Exercise:
Copy out all lines from the entries below in which "legend" occurs.

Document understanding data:

+++

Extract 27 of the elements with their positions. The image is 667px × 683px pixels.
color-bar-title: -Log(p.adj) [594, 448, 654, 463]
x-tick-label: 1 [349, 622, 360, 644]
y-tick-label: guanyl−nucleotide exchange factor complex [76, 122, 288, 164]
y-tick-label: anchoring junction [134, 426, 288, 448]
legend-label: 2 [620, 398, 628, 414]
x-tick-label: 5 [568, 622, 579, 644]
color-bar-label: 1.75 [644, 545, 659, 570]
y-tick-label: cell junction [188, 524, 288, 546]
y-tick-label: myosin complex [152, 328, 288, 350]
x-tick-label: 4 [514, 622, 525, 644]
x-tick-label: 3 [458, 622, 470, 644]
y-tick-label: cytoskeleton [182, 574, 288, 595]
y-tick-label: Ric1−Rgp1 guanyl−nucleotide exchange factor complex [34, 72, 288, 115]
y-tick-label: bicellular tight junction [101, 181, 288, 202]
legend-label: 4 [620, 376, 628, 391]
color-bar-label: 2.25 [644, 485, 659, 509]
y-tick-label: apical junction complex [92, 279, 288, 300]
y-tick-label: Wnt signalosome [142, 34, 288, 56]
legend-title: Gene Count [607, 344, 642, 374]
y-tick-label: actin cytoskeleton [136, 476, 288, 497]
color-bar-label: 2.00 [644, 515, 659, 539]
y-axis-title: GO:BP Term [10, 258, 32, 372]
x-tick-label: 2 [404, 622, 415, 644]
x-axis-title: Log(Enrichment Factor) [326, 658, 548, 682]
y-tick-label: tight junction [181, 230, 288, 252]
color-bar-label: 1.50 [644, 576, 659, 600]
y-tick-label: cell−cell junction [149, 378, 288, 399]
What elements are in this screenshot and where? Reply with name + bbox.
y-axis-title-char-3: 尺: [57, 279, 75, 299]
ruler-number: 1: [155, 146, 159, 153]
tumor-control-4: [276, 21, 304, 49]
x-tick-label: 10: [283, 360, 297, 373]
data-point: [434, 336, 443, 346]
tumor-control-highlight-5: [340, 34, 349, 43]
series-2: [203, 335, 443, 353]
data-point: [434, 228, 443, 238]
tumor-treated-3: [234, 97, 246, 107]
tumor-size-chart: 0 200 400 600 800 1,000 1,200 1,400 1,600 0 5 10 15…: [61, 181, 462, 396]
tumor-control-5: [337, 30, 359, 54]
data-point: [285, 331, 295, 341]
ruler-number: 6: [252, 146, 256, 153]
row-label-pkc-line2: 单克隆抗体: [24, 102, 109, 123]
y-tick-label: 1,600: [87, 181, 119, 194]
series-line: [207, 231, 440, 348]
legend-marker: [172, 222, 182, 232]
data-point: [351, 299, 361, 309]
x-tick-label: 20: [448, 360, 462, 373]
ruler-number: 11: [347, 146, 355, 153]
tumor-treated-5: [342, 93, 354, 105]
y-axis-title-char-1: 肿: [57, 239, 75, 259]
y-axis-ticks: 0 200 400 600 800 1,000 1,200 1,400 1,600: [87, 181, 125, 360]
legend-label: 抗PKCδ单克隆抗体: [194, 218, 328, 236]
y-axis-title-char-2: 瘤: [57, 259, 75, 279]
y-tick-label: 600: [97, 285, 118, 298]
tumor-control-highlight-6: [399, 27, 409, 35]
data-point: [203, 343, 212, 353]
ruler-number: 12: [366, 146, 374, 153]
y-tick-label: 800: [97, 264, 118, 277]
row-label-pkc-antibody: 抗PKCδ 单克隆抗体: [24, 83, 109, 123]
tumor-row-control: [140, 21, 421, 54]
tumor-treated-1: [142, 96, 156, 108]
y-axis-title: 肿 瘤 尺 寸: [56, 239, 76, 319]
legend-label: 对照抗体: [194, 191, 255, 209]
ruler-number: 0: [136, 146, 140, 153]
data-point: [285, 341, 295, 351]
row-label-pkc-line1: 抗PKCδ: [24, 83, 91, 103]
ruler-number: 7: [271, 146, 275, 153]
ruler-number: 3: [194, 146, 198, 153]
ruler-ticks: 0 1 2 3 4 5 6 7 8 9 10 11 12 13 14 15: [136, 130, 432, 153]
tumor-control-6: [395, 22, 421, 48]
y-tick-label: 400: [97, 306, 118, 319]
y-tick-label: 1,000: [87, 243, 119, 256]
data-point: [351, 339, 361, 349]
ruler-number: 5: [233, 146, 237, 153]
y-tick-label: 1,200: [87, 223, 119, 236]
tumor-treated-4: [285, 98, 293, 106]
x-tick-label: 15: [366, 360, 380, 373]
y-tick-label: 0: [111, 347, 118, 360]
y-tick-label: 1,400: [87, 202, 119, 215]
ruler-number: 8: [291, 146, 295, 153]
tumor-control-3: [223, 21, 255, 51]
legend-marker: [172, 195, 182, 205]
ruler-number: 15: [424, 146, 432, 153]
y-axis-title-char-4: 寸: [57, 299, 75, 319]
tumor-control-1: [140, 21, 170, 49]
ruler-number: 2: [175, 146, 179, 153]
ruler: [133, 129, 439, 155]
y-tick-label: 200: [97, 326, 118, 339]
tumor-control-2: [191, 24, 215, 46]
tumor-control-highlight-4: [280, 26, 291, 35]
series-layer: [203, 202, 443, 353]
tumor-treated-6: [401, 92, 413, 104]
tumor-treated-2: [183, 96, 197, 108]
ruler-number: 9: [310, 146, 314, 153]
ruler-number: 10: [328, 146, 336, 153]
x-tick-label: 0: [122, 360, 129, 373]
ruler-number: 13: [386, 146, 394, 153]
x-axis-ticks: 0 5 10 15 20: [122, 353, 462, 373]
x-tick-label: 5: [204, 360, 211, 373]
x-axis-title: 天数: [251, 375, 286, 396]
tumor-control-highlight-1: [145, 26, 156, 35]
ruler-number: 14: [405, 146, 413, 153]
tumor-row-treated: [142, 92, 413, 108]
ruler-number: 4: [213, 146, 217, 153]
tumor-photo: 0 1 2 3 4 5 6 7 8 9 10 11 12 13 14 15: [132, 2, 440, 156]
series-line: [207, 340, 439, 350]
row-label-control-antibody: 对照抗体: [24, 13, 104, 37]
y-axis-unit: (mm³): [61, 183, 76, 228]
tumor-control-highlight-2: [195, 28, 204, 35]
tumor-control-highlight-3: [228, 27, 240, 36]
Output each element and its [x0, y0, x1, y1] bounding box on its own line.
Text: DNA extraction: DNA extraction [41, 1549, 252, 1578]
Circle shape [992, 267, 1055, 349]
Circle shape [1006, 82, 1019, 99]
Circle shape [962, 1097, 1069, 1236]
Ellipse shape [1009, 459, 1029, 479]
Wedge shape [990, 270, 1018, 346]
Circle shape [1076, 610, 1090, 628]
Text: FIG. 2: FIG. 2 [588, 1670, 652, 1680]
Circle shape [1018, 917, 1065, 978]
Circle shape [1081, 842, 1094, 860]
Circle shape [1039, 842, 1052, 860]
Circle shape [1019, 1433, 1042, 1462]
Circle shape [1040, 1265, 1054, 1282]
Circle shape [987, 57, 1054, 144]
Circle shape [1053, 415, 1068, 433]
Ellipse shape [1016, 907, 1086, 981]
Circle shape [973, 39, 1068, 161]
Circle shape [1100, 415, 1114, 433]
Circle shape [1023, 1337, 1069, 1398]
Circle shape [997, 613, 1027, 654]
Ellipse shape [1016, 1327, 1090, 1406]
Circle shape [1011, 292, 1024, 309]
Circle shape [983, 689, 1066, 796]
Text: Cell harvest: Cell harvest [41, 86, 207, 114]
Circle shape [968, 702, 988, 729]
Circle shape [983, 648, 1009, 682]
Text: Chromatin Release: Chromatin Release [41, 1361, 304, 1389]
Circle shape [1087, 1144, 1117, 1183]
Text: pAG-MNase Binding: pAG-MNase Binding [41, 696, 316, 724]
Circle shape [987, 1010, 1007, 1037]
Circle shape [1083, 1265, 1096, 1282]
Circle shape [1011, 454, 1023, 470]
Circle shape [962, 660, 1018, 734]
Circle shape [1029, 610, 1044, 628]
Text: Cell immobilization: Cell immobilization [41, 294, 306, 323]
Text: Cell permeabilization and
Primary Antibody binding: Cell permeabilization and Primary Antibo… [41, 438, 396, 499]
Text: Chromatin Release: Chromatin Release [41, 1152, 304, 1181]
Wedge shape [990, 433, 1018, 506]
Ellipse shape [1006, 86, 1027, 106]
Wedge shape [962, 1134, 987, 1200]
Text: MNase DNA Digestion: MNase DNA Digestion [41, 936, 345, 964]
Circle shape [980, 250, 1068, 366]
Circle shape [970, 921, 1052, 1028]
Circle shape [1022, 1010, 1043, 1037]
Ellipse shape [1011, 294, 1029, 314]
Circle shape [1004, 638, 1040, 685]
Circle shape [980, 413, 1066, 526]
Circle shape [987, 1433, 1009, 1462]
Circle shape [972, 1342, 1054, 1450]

+++

Output below:
legend-label: 2 [620, 398, 628, 414]
legend-label: 4 [620, 376, 628, 391]
legend-title: Gene Count [607, 344, 642, 374]
legend-marker: [172, 222, 182, 232]
legend-label: 抗PKCδ单克隆抗体: [194, 218, 328, 236]
legend-label: 对照抗体: [194, 191, 255, 209]
legend-marker: [172, 195, 182, 205]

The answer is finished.